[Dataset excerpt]
- - - - -
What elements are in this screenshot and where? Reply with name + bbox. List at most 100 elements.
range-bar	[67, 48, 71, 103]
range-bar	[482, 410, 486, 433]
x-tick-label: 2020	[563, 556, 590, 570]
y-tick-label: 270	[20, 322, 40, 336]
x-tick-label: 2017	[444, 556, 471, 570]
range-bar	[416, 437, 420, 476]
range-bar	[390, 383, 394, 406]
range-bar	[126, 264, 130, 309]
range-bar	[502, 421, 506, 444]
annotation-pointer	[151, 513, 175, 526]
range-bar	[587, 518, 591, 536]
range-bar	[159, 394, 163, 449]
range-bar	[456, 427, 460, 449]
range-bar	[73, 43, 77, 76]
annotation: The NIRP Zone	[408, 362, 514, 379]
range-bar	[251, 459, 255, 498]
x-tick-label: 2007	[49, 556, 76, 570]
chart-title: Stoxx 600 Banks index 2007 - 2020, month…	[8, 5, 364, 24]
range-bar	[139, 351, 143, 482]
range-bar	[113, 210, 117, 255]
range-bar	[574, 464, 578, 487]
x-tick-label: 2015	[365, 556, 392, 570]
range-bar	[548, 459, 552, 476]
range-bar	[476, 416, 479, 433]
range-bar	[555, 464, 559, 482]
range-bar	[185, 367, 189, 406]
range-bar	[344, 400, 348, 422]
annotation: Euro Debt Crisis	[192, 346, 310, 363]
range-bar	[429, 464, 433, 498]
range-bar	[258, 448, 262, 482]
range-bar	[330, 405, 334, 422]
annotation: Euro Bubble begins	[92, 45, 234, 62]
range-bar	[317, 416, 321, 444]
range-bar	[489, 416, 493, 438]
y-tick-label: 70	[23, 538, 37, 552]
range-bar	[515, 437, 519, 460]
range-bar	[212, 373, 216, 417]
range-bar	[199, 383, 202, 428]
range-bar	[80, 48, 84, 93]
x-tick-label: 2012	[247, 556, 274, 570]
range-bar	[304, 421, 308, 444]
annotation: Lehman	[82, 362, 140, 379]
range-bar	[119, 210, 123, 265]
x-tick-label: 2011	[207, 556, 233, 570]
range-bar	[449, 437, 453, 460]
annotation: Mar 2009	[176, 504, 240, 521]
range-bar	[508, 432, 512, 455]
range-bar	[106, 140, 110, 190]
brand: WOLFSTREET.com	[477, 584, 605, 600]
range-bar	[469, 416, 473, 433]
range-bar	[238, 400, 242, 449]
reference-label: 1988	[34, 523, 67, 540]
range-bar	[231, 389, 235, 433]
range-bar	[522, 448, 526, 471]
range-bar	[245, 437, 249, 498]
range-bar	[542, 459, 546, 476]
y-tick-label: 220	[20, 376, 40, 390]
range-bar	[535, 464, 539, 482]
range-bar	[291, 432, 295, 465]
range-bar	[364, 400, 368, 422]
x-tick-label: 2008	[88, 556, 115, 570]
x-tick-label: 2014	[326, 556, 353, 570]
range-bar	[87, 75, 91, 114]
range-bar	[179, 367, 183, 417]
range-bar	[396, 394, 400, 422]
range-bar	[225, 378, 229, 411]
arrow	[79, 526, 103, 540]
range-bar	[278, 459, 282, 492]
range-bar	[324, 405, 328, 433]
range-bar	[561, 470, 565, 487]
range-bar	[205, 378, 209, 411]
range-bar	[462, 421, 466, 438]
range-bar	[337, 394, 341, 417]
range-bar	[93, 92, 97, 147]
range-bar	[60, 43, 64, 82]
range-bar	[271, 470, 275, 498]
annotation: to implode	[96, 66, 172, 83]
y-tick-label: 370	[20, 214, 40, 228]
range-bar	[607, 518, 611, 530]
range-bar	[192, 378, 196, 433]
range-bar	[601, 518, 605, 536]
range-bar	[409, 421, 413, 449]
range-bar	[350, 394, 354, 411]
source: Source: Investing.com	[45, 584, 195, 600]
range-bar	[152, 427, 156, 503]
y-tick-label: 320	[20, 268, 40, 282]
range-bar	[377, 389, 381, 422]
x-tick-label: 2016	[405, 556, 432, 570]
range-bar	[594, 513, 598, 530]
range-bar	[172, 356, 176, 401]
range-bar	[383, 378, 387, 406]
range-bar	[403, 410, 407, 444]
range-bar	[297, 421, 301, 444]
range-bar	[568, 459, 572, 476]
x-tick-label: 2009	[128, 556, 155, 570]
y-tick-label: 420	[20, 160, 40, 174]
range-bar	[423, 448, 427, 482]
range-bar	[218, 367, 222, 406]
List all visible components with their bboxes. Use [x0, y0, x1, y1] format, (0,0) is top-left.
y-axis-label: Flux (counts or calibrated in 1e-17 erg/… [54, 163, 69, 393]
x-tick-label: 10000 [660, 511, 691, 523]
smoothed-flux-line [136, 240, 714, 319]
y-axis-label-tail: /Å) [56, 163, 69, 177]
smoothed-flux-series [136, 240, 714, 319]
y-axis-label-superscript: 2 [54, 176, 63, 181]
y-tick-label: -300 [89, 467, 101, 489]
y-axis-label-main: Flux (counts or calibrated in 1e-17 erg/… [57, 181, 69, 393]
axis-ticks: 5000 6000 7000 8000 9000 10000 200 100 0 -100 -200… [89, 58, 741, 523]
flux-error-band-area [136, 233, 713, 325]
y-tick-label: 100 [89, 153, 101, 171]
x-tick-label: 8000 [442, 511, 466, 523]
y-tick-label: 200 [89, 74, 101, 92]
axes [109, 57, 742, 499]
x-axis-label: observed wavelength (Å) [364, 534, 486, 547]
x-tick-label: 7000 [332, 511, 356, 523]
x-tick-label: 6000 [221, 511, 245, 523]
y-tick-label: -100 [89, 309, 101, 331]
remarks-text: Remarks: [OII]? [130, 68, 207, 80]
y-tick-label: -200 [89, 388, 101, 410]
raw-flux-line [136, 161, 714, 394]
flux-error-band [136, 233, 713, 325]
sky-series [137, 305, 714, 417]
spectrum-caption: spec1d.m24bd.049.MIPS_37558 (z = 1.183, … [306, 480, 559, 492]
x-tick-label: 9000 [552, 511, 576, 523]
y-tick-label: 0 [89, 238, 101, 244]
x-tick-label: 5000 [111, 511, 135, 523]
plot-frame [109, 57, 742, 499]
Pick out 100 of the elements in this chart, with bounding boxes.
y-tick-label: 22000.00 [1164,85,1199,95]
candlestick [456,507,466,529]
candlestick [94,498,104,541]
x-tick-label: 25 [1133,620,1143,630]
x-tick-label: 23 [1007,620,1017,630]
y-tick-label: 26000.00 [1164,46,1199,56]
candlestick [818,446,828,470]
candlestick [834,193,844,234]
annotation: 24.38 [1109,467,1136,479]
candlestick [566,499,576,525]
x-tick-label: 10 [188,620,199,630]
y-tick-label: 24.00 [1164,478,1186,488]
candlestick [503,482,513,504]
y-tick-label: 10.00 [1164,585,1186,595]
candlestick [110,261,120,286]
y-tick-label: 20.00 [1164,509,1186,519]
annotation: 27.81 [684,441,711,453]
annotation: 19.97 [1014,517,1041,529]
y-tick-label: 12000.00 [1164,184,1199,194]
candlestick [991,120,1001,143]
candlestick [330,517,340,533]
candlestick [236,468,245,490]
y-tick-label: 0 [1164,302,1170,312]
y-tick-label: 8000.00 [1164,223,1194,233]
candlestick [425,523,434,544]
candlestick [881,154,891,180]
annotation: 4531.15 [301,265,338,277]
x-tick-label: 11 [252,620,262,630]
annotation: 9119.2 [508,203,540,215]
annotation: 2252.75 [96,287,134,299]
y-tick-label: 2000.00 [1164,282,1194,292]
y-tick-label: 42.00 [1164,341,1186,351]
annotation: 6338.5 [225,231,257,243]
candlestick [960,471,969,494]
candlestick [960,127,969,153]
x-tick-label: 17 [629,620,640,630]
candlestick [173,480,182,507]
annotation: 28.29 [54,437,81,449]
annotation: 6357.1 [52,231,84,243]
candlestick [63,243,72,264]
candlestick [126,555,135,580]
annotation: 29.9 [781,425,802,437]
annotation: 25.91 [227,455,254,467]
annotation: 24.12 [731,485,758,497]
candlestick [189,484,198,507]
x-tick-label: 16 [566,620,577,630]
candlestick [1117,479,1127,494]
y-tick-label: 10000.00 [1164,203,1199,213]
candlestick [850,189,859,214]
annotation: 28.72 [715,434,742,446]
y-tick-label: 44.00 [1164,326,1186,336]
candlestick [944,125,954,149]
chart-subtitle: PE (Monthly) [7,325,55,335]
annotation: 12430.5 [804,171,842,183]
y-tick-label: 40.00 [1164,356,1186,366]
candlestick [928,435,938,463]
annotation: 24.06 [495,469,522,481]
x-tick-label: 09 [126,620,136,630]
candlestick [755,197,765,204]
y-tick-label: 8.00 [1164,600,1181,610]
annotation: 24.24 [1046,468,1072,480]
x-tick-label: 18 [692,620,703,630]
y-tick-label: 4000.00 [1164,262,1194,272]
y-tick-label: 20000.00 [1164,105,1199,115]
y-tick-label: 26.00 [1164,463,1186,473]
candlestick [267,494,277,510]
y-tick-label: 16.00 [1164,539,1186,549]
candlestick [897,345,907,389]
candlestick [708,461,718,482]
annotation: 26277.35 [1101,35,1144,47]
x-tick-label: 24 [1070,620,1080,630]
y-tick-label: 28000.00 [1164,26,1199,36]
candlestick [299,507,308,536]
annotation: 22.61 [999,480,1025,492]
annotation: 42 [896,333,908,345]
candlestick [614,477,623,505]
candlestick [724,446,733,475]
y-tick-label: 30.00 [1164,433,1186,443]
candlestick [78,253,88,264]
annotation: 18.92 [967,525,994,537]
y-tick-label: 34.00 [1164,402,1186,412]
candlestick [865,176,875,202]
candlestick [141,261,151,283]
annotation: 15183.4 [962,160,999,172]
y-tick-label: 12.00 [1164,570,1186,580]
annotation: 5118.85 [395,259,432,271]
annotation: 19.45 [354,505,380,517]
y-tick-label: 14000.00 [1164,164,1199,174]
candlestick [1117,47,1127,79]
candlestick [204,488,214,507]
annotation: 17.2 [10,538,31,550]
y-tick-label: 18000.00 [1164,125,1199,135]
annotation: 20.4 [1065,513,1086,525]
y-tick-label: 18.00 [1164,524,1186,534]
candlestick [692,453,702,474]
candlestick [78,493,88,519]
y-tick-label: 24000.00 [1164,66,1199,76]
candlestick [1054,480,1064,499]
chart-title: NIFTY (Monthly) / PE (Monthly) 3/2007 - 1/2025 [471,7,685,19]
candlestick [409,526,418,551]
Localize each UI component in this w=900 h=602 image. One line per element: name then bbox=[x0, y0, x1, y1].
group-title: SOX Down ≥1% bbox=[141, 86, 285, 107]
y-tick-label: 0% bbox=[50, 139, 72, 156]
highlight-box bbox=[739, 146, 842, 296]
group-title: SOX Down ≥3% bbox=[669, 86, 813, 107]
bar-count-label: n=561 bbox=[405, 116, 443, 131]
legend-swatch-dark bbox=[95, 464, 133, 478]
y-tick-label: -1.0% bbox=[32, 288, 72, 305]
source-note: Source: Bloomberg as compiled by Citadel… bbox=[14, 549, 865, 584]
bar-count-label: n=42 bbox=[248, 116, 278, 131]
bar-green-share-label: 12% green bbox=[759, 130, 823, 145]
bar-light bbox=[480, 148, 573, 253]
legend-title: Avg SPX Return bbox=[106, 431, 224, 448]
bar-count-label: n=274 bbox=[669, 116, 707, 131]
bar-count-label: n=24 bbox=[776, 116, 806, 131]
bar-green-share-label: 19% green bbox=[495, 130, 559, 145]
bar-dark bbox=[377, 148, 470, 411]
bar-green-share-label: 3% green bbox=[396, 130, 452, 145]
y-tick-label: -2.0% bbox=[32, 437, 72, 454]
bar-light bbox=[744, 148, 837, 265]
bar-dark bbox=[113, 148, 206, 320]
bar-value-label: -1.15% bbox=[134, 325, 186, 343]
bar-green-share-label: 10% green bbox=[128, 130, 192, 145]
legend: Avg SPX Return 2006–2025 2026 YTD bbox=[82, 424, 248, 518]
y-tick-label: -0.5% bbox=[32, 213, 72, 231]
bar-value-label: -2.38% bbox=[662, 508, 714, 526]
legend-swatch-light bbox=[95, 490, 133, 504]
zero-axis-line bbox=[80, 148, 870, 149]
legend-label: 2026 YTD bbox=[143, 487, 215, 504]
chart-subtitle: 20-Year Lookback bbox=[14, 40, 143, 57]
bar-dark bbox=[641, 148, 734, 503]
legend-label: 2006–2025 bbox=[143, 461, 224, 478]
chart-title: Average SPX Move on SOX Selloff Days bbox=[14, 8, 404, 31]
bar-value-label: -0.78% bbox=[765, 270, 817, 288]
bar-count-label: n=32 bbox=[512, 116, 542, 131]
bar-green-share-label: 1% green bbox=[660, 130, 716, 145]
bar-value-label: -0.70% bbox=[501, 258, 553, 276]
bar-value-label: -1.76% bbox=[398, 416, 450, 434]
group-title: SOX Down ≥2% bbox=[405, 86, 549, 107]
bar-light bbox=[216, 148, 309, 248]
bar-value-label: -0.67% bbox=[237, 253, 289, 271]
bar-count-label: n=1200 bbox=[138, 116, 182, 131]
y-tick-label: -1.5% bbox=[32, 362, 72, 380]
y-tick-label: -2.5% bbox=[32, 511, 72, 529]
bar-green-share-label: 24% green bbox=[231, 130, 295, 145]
- - - - -
[JOB]: Please output, character for character, the rows from the very start through the line containing "464, 559, 482]".

[COMPLETED EXERCISE]:
What elements are in this screenshot and where? Reply with name + bbox. List at most 100 elements.
range-bar	[67, 48, 71, 103]
range-bar	[482, 410, 486, 433]
x-tick-label: 2020	[563, 556, 590, 570]
y-tick-label: 270	[20, 322, 40, 336]
x-tick-label: 2017	[444, 556, 471, 570]
range-bar	[416, 437, 420, 476]
range-bar	[390, 383, 394, 406]
range-bar	[126, 264, 130, 309]
range-bar	[502, 421, 506, 444]
annotation-pointer	[151, 513, 175, 526]
range-bar	[587, 518, 591, 536]
range-bar	[159, 394, 163, 449]
range-bar	[456, 427, 460, 449]
range-bar	[73, 43, 77, 76]
annotation: The NIRP Zone	[408, 362, 514, 379]
range-bar	[251, 459, 255, 498]
x-tick-label: 2007	[49, 556, 76, 570]
chart-title: Stoxx 600 Banks index 2007 - 2020, month…	[8, 5, 364, 24]
range-bar	[139, 351, 143, 482]
range-bar	[113, 210, 117, 255]
range-bar	[574, 464, 578, 487]
x-tick-label: 2015	[365, 556, 392, 570]
range-bar	[548, 459, 552, 476]
range-bar	[476, 416, 479, 433]
range-bar	[555, 464, 559, 482]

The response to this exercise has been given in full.